↓

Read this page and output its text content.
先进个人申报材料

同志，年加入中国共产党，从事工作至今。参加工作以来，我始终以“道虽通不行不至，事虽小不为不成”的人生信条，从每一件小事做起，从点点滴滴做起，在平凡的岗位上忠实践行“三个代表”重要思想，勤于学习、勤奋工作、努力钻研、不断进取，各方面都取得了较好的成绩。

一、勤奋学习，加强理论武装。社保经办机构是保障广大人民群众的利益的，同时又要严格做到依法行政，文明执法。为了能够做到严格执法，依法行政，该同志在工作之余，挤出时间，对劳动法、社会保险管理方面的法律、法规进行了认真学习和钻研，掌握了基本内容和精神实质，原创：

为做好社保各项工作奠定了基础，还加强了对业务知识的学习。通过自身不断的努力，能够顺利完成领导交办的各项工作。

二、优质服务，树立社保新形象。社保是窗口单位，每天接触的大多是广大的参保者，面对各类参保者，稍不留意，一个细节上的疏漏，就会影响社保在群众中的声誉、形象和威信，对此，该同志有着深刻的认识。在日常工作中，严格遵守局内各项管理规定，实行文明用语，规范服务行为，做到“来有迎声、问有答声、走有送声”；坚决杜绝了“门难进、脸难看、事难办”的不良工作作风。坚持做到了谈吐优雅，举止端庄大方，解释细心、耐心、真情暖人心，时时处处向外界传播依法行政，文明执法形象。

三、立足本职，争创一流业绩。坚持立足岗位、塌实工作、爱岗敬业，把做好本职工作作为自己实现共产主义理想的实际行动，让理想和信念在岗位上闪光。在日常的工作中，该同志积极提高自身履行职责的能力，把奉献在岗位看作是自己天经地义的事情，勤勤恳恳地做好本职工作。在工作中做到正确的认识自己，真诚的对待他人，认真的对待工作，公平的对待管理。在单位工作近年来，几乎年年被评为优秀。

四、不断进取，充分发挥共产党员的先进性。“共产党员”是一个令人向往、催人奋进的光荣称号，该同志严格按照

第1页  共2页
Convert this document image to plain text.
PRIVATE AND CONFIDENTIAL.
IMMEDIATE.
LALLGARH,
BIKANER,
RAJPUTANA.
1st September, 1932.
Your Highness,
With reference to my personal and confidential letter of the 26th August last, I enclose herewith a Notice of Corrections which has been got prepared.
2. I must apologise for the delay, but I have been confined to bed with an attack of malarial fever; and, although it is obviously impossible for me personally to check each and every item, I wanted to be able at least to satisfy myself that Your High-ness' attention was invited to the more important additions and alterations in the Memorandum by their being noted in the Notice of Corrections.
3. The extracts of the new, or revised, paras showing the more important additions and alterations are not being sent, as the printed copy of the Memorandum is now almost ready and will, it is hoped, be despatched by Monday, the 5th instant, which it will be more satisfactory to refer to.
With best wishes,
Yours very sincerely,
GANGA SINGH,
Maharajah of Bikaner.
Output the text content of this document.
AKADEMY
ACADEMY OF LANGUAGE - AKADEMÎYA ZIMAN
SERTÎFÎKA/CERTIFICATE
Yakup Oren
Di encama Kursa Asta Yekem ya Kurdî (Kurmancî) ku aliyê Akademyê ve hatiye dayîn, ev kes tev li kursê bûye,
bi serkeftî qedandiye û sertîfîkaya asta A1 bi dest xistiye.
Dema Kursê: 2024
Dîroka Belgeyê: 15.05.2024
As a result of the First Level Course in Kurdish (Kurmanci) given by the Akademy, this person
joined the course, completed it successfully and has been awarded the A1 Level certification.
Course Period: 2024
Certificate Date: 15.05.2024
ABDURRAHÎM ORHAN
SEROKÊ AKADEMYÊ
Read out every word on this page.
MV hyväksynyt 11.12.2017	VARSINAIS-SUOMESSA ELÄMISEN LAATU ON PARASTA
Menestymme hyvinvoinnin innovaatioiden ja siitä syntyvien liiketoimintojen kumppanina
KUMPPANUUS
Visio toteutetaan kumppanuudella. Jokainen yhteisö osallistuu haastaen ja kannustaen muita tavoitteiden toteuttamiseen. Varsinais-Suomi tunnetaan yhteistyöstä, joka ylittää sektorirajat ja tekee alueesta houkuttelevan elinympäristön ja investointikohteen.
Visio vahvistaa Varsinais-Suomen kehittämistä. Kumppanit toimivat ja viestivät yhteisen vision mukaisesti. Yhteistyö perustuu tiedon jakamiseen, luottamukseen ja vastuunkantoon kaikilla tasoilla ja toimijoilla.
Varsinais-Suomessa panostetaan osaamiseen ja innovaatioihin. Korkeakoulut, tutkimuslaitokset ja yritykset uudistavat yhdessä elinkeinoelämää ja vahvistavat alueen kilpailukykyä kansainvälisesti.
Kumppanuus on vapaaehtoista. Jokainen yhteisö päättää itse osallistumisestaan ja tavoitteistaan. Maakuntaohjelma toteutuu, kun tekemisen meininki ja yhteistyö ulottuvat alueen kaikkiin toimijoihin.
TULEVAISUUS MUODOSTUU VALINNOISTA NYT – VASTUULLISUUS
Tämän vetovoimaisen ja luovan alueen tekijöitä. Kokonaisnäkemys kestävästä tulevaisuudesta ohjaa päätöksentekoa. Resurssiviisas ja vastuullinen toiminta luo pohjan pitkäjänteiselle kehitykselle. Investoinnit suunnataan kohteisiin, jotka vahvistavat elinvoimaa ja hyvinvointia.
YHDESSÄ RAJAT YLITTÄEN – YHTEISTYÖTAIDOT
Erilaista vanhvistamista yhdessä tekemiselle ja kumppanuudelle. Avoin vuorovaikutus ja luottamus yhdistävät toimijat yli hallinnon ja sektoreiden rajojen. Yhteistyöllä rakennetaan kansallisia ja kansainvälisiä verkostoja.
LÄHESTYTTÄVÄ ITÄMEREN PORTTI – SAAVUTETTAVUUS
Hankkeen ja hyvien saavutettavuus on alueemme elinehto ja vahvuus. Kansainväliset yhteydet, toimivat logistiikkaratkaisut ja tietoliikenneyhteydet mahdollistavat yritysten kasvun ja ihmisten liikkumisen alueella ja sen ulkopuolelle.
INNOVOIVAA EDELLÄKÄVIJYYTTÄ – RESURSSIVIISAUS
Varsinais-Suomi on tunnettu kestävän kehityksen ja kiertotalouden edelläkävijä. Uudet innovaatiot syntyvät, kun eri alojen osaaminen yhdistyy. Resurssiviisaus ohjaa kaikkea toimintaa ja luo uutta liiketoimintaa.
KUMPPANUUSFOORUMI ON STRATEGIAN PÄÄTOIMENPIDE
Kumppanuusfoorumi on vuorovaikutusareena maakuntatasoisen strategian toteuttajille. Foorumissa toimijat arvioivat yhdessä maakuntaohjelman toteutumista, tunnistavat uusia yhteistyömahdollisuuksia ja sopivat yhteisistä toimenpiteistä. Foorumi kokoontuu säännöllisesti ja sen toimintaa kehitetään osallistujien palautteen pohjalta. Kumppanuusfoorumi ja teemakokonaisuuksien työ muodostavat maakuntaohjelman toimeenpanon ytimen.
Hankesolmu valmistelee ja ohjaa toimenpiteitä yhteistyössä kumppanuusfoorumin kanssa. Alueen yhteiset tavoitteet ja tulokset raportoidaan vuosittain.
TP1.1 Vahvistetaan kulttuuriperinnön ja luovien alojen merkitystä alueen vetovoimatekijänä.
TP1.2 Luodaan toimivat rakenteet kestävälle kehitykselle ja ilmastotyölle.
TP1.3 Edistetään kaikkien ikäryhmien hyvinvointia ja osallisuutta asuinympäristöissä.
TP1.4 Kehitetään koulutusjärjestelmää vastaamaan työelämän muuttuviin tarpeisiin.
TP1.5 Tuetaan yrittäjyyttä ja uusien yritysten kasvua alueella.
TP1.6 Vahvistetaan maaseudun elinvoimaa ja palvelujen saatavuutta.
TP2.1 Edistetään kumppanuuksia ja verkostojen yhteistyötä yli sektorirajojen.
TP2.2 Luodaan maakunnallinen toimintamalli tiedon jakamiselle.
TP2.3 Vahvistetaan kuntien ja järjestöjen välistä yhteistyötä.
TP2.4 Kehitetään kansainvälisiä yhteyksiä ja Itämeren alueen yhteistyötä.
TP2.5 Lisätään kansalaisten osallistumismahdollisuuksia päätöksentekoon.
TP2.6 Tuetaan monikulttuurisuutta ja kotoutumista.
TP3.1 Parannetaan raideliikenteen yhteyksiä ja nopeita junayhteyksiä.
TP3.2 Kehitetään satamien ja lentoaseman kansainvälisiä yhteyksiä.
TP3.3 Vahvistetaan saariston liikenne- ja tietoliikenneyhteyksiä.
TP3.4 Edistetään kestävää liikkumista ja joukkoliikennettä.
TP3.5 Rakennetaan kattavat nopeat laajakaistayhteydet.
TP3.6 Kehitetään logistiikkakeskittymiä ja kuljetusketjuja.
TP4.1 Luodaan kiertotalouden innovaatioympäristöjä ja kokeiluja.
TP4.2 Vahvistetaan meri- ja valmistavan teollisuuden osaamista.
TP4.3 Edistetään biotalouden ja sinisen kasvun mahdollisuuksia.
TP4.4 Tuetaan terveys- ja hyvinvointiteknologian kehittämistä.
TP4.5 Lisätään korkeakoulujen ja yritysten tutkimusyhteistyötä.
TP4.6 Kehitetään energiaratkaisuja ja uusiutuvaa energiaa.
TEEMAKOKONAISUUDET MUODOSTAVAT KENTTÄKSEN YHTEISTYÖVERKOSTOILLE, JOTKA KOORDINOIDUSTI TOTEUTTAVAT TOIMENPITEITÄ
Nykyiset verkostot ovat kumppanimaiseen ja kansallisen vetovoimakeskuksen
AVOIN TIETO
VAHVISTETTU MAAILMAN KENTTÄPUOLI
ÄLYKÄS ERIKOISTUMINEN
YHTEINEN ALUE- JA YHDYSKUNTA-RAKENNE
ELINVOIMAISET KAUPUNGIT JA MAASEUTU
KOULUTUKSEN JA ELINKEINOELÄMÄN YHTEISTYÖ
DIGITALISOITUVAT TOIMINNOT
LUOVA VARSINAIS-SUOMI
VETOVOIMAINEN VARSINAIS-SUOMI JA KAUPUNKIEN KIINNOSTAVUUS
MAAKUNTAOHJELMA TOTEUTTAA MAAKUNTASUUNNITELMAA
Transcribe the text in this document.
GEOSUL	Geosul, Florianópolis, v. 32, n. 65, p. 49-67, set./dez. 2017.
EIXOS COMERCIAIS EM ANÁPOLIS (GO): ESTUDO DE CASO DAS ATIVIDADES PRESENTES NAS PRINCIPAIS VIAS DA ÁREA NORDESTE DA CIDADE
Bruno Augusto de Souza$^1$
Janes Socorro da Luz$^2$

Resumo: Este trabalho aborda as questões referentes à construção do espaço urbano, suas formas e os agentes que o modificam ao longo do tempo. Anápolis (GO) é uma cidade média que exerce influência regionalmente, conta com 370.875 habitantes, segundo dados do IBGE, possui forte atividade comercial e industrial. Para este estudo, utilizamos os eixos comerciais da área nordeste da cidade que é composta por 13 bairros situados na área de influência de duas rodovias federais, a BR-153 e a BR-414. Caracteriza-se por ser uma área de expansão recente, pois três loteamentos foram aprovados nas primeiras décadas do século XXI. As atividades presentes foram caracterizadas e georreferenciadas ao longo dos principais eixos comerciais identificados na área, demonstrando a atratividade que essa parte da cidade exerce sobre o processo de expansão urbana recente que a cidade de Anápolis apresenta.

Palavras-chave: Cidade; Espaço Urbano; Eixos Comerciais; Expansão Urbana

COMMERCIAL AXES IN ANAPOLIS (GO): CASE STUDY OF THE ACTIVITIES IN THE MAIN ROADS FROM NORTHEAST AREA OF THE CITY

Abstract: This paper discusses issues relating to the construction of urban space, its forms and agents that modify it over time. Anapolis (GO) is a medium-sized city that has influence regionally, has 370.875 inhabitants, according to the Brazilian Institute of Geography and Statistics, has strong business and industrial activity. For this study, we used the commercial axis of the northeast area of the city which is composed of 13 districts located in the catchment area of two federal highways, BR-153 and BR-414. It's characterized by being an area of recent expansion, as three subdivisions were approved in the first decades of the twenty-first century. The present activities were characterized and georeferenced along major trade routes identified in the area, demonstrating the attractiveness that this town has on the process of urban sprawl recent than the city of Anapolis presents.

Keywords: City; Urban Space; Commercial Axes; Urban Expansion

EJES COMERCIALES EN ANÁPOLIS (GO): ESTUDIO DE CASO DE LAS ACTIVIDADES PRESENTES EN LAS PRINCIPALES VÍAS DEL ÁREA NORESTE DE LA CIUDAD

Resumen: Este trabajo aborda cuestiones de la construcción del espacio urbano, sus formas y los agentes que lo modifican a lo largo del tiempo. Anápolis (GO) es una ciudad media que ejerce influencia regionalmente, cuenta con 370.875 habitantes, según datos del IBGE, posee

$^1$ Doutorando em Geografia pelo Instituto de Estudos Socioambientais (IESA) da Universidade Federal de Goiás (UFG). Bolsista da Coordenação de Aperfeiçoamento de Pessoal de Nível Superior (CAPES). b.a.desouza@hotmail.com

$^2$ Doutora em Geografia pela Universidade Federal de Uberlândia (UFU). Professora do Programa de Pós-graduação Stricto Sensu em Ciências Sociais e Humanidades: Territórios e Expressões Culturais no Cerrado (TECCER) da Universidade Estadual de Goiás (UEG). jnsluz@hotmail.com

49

↑

Task to carry out: Every line containing the string "been" must be listed.

Response to this task:
With reference to my personal and confidential letter of the 26th August last, I enclose herewith a Notice of Corrections which has been got prepared.
2. I must apologise for the delay, but I have been confined to bed with an attack of malarial fever; and, although it is obviously impossible for me personally to check each and every item, I wanted to be able at least to satisfy myself that Your High-ness' attention was invited to the more important additions and alterations in the Memorandum by their being noted in the Notice of Corrections.
joined the course, completed it successfully and has been awarded the A1 Level certification.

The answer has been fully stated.